* **PROBLEM**
Find the string "points" in the listing and report every line that has it.

* **EXTRACTED DATA**
────

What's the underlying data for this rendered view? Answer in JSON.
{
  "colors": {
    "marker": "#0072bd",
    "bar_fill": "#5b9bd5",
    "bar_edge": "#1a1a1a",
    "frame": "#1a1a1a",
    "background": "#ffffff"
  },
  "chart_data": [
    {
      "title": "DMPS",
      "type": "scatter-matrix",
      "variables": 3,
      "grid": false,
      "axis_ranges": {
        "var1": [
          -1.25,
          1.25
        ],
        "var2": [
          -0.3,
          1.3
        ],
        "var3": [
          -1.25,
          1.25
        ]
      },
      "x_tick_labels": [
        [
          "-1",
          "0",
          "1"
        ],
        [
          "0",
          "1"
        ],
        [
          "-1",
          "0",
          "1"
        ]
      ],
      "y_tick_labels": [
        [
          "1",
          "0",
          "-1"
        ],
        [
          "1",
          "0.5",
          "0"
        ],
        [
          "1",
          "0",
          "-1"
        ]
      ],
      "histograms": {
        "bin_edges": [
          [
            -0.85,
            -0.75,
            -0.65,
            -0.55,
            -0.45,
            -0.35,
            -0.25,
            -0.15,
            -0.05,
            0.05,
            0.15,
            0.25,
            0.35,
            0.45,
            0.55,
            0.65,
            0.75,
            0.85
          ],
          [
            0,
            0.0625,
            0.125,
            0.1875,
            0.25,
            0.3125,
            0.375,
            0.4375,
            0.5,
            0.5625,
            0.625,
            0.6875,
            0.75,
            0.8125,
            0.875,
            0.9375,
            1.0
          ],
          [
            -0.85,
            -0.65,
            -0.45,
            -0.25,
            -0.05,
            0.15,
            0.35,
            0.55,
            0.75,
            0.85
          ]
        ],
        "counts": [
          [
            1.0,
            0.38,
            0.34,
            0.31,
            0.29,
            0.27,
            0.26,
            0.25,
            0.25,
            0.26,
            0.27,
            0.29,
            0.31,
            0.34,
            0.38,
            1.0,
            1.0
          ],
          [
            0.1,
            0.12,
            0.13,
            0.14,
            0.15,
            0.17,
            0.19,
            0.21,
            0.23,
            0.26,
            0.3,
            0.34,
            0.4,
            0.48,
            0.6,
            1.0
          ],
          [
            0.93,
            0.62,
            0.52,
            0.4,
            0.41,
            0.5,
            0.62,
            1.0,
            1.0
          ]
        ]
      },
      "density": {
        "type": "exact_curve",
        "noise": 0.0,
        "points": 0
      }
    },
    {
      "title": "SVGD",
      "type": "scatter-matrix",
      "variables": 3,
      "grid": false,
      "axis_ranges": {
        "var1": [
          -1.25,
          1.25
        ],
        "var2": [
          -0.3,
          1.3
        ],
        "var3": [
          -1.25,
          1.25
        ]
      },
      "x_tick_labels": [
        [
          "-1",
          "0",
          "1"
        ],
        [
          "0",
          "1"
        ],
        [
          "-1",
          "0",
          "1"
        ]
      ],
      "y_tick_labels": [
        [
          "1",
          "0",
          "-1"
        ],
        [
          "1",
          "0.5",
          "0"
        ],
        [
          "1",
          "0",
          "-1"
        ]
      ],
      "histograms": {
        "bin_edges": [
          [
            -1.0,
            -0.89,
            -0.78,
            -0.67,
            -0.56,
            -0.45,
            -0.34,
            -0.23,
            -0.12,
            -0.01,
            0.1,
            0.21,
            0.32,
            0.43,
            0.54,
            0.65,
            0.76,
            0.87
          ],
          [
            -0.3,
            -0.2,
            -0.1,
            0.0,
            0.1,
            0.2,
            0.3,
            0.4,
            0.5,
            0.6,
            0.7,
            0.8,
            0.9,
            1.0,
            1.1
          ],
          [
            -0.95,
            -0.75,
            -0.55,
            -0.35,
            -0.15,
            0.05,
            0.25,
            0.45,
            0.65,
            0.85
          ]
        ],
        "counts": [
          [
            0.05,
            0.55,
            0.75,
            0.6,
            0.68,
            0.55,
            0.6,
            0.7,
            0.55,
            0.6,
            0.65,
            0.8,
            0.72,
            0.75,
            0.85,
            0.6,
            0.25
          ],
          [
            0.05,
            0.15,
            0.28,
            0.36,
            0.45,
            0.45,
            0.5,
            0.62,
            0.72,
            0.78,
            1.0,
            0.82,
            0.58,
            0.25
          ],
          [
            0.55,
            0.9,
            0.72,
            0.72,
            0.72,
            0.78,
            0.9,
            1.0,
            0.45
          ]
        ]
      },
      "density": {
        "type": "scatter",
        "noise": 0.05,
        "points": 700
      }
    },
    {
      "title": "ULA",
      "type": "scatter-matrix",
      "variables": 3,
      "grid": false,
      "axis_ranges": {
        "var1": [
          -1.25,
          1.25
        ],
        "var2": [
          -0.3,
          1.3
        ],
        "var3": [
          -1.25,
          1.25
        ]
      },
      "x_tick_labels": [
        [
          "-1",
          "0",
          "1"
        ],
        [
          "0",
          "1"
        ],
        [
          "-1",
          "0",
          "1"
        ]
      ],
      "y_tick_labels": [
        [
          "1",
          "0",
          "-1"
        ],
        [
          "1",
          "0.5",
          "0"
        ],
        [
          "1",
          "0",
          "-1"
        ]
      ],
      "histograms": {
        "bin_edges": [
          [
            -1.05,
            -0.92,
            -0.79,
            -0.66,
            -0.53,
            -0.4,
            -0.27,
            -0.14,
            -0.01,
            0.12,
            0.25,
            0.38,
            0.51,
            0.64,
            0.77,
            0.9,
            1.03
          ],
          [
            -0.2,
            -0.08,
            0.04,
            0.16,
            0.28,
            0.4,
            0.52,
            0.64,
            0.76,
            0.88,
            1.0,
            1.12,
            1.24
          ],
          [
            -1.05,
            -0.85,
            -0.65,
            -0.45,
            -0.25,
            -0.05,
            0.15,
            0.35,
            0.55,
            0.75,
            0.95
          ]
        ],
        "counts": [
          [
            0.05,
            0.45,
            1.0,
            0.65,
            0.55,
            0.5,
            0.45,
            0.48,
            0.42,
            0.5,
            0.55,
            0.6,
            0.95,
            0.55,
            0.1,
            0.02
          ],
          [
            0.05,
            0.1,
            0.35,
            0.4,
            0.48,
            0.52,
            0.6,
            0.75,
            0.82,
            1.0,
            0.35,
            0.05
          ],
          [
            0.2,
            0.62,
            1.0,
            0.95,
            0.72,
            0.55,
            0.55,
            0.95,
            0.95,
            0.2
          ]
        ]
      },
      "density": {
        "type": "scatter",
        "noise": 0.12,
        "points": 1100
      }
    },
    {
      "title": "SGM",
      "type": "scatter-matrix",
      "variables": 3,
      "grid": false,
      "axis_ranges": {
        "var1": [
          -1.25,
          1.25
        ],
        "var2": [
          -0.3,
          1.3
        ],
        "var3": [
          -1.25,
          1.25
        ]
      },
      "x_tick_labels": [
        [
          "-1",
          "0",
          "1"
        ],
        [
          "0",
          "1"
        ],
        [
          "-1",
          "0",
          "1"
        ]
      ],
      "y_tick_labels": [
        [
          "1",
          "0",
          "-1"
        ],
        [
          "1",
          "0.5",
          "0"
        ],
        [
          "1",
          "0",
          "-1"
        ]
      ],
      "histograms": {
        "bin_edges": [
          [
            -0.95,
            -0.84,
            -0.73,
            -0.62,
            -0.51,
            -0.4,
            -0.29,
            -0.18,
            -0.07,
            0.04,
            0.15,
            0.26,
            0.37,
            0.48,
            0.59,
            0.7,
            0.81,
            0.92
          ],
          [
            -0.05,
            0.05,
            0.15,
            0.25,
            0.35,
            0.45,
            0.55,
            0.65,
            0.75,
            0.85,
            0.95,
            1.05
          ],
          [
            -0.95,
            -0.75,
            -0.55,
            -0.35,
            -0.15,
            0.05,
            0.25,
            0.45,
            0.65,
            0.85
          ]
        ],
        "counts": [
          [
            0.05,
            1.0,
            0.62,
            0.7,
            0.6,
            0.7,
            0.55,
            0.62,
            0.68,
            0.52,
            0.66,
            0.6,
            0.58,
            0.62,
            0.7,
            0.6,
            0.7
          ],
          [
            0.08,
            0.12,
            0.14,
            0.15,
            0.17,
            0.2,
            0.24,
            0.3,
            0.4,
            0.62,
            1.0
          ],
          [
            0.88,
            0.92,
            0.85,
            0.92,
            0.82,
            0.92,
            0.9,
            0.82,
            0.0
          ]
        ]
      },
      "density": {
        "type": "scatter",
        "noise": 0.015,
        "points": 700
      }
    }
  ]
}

────

* **SOLUTION BELOW**
        "points": 0
        "points": 700
        "points": 1100
        "points": 700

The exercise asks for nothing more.